WHAT THE TASK REQUIRES
Please copy out the entries from the line containing "segment this screenshot: for 44" up to and including the line containing "pay-retention-tab[interactable]: Pay Retention". Leave the pictures out.

(Layout entries)
= = =
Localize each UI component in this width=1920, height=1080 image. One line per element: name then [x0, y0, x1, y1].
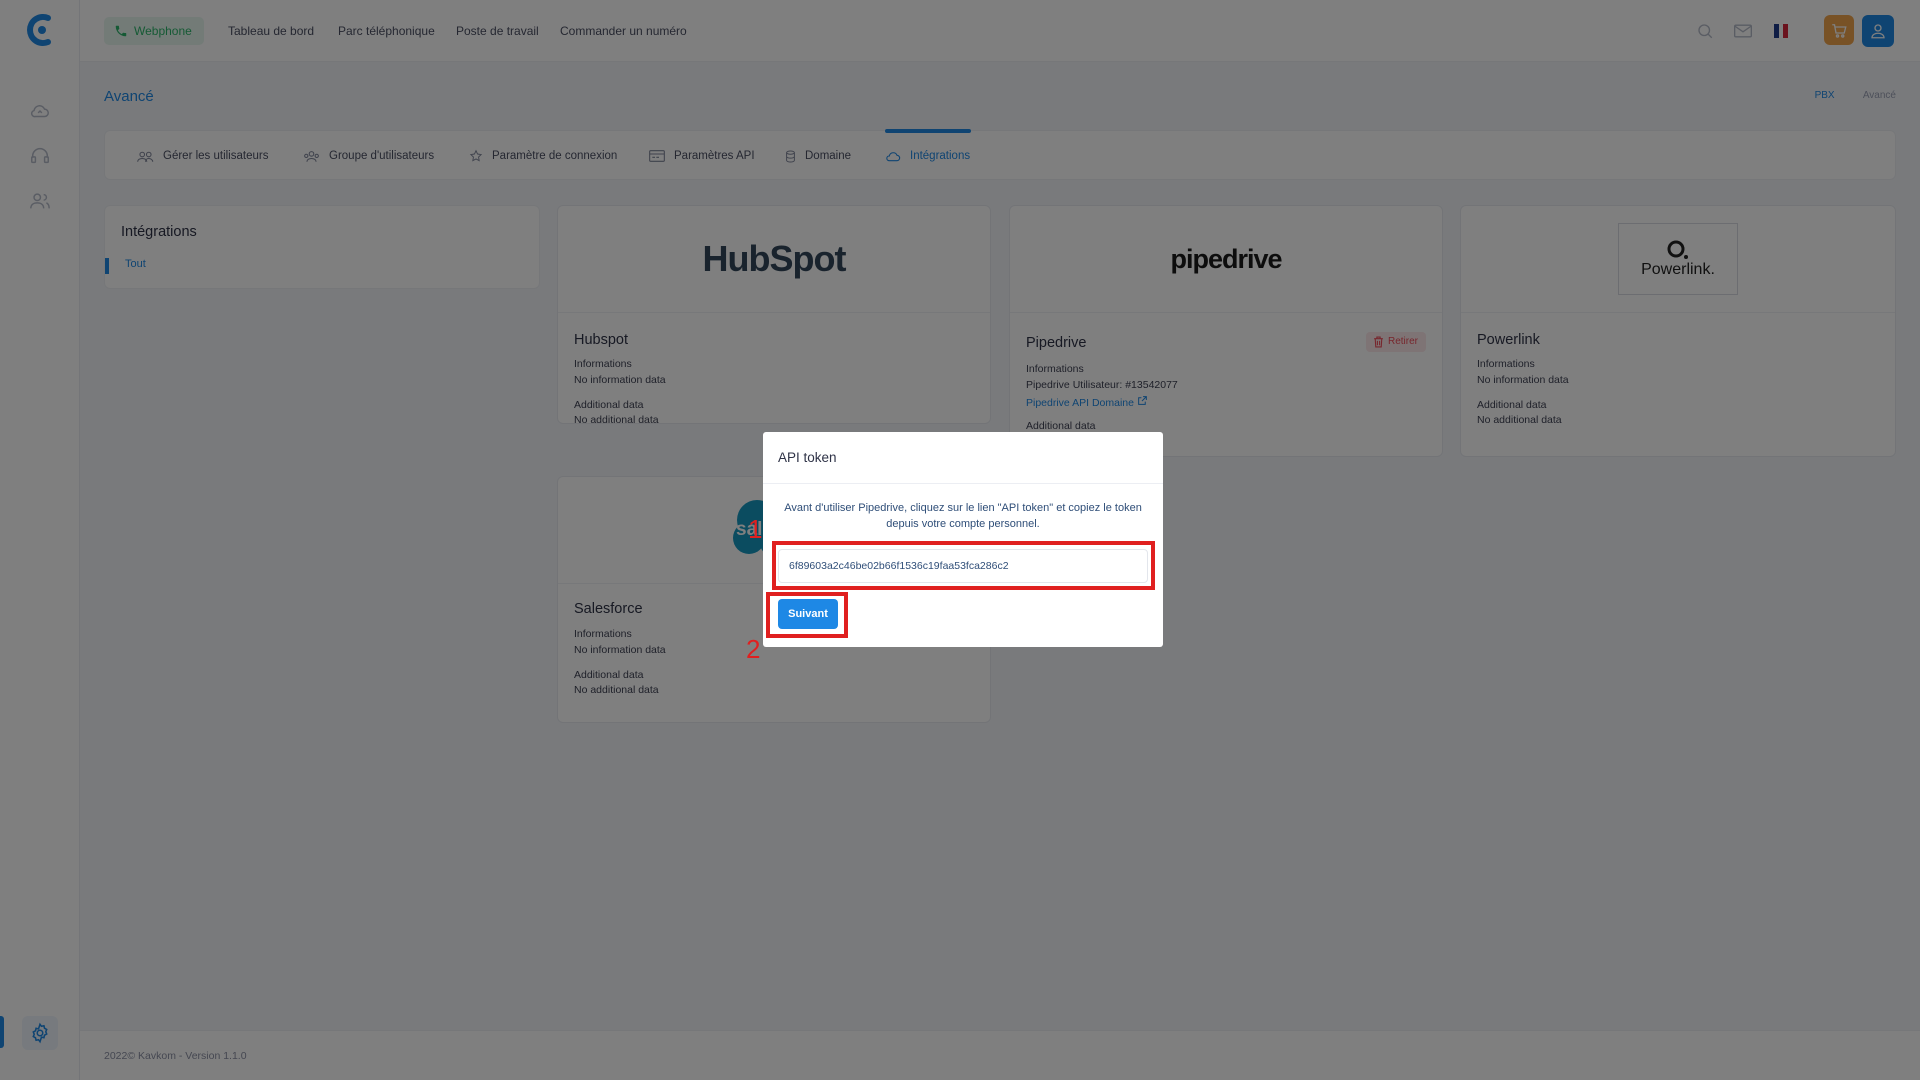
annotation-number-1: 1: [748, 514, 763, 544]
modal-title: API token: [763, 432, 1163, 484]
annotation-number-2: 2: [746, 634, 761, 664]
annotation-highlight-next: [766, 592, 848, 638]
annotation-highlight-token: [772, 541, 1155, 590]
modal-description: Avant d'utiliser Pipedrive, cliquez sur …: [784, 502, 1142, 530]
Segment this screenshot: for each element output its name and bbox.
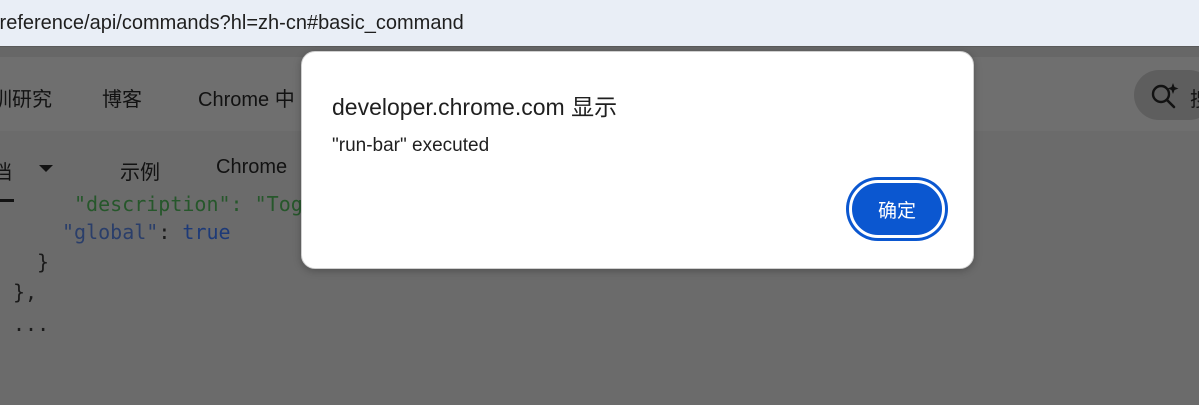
= = =
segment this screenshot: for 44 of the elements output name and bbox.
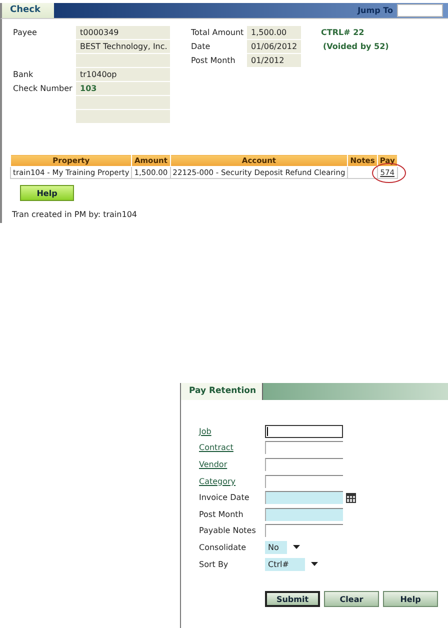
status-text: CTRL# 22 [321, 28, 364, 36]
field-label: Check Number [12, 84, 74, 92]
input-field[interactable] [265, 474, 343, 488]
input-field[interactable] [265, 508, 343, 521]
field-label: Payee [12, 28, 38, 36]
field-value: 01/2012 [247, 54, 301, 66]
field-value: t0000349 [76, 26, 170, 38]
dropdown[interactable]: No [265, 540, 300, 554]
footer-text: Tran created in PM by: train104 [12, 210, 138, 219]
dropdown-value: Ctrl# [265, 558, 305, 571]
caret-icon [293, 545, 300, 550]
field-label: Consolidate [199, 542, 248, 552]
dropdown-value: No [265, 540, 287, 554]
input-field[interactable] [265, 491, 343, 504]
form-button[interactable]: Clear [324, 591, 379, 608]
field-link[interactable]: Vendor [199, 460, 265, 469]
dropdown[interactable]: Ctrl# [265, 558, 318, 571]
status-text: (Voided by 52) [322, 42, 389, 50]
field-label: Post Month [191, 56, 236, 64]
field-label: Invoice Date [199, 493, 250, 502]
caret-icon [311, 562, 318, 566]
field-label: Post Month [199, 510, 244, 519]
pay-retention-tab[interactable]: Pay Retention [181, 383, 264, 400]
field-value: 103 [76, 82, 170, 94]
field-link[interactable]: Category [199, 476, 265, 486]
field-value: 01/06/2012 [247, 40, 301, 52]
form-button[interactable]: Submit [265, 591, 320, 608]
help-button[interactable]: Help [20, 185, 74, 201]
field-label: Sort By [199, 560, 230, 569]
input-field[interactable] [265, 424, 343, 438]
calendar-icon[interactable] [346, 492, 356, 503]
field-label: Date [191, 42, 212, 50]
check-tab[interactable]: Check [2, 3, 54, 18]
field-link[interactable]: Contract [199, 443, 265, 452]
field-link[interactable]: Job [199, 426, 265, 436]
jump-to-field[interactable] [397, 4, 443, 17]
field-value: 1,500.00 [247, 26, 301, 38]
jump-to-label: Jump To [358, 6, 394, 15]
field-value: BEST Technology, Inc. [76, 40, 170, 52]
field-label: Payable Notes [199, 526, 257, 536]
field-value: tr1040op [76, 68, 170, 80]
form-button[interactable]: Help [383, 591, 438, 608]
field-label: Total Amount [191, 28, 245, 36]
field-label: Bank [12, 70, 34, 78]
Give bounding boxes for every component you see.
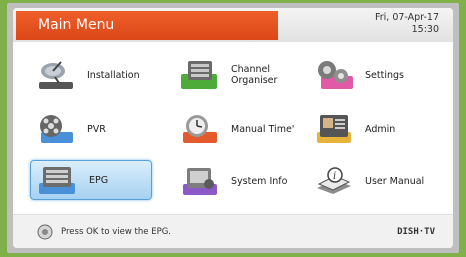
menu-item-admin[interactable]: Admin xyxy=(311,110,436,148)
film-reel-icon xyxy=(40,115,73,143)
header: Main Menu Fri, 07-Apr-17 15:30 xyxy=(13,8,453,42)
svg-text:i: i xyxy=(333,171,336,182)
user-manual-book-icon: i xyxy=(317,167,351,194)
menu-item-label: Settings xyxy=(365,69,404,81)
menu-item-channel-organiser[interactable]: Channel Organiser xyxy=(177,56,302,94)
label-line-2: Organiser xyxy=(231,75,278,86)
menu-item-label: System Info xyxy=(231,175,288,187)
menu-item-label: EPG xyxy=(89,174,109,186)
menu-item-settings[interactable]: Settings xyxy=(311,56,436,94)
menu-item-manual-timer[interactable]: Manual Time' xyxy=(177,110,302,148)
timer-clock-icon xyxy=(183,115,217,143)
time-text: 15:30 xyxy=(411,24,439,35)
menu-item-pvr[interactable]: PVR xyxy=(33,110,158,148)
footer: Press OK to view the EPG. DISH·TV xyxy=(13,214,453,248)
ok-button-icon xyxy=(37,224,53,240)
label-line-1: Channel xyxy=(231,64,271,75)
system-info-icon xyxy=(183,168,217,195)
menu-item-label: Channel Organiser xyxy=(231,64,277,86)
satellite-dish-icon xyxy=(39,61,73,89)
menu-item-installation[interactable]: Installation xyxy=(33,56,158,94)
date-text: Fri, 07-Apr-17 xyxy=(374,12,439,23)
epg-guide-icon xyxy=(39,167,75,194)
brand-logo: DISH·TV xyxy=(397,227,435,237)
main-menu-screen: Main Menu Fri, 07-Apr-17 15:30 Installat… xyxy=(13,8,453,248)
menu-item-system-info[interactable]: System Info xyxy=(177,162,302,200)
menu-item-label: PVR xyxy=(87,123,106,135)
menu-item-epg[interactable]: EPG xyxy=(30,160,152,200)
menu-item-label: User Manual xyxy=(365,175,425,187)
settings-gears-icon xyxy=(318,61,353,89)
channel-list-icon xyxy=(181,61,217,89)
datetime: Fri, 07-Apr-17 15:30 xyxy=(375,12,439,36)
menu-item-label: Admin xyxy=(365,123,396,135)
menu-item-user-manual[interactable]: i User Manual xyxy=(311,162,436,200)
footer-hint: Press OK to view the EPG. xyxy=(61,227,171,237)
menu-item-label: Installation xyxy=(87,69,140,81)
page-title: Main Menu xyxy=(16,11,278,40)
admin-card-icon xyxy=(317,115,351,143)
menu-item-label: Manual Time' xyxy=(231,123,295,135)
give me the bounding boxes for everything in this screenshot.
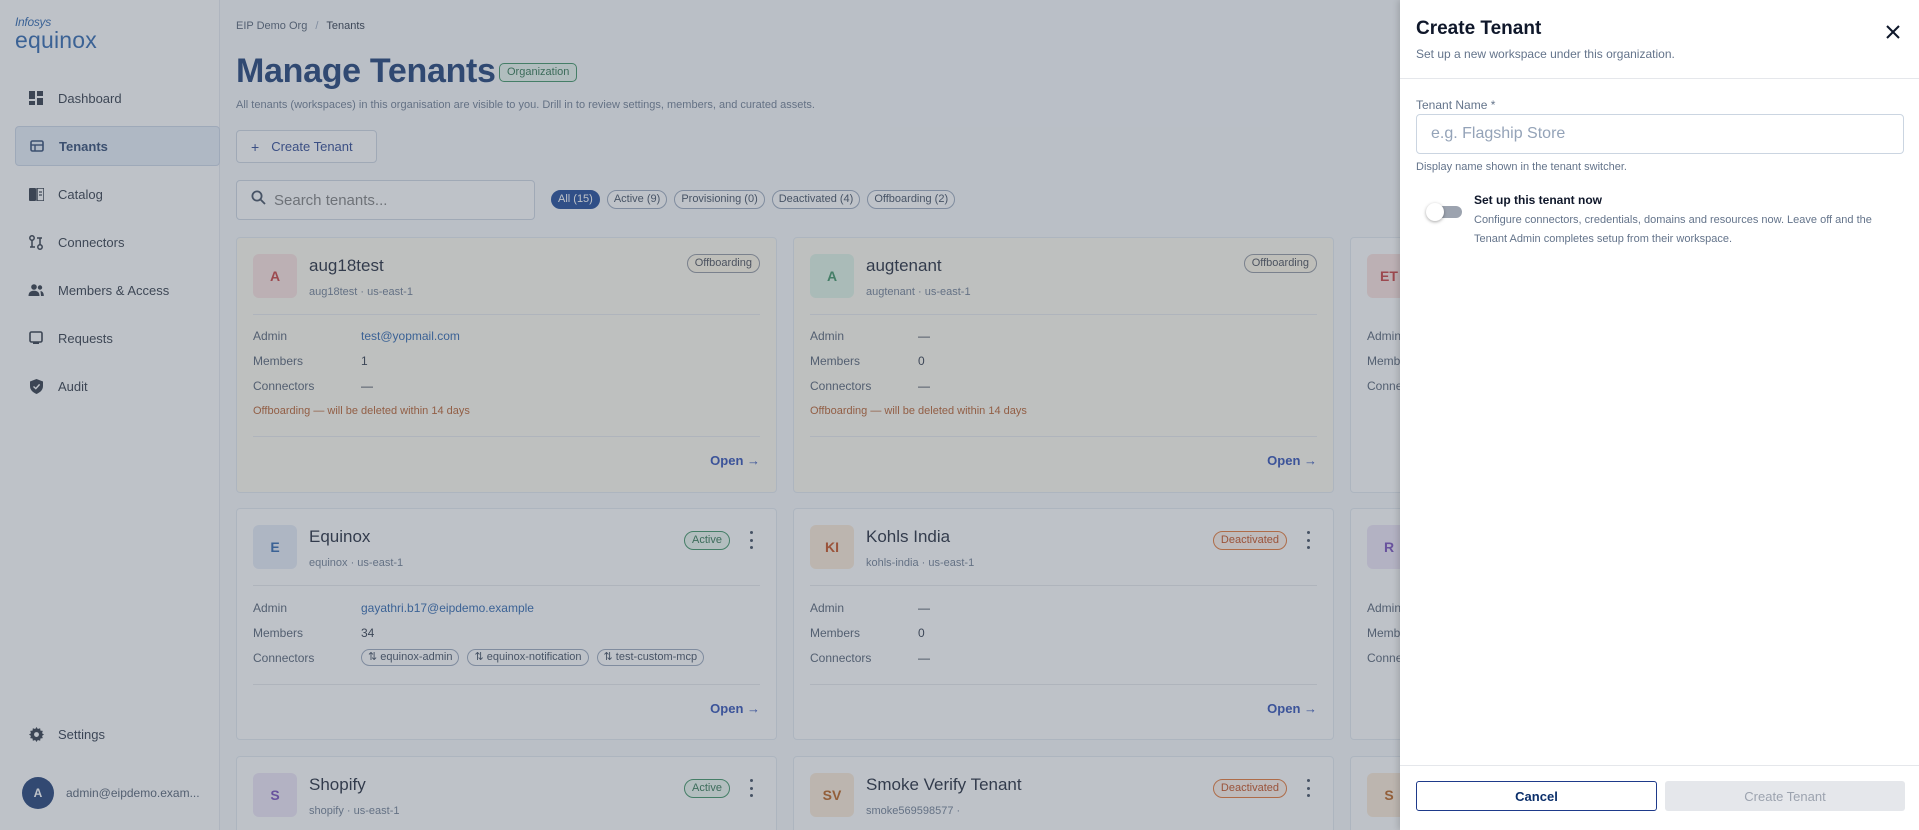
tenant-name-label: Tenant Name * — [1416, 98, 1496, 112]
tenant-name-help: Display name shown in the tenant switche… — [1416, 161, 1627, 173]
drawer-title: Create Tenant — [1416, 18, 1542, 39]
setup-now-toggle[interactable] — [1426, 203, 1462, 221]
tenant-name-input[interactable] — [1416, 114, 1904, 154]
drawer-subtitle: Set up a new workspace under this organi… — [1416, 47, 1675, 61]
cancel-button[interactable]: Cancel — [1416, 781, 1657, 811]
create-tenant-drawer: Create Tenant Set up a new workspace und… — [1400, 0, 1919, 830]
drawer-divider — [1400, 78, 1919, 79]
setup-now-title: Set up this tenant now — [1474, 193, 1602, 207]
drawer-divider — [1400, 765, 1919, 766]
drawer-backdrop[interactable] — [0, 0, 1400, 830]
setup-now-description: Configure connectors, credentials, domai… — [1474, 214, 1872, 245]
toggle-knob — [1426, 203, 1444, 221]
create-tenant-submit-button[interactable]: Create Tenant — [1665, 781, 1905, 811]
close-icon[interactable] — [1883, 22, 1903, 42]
= = =
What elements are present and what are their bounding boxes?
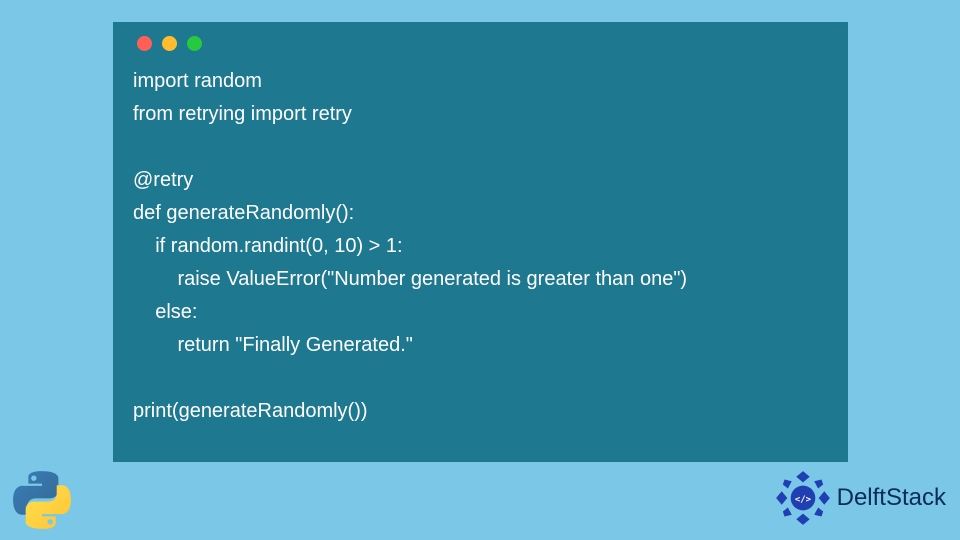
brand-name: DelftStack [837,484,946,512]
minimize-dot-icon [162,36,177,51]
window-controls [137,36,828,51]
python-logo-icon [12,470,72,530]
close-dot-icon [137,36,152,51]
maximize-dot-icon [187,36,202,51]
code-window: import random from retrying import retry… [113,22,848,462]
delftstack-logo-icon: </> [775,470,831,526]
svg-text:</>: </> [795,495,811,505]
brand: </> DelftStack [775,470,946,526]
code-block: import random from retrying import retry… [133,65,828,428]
= = =
RIGHT ANSWER
segment this screenshot: for 44 of the elements output name and bbox.
status-text: CTRL# 22 [321, 28, 364, 36]
field-label: Check Number [12, 84, 74, 92]
input-field[interactable] [265, 474, 343, 488]
input-field[interactable] [265, 508, 343, 521]
field-label: Payee [12, 28, 38, 36]
field-value: 01/2012 [247, 54, 301, 66]
field-value: t0000349 [76, 26, 170, 38]
dropdown[interactable]: No [265, 540, 300, 554]
footer-text: Tran created in PM by: train104 [12, 210, 138, 219]
dropdown-value: Ctrl# [265, 558, 305, 571]
caret-icon [293, 545, 300, 550]
field-label: Consolidate [199, 542, 248, 552]
dropdown-value: No [265, 540, 287, 554]
input-field[interactable] [265, 491, 343, 504]
form-button[interactable]: Clear [324, 591, 379, 608]
field-link[interactable]: Vendor [199, 460, 265, 469]
dropdown[interactable]: Ctrl# [265, 558, 318, 571]
status-text: (Voided by 52) [322, 42, 389, 50]
field-label: Post Month [191, 56, 236, 64]
field-label: Invoice Date [199, 493, 250, 502]
caret-icon [311, 562, 318, 566]
field-label: Post Month [199, 510, 244, 519]
pay-retention-tab[interactable]: Pay Retention [181, 383, 264, 400]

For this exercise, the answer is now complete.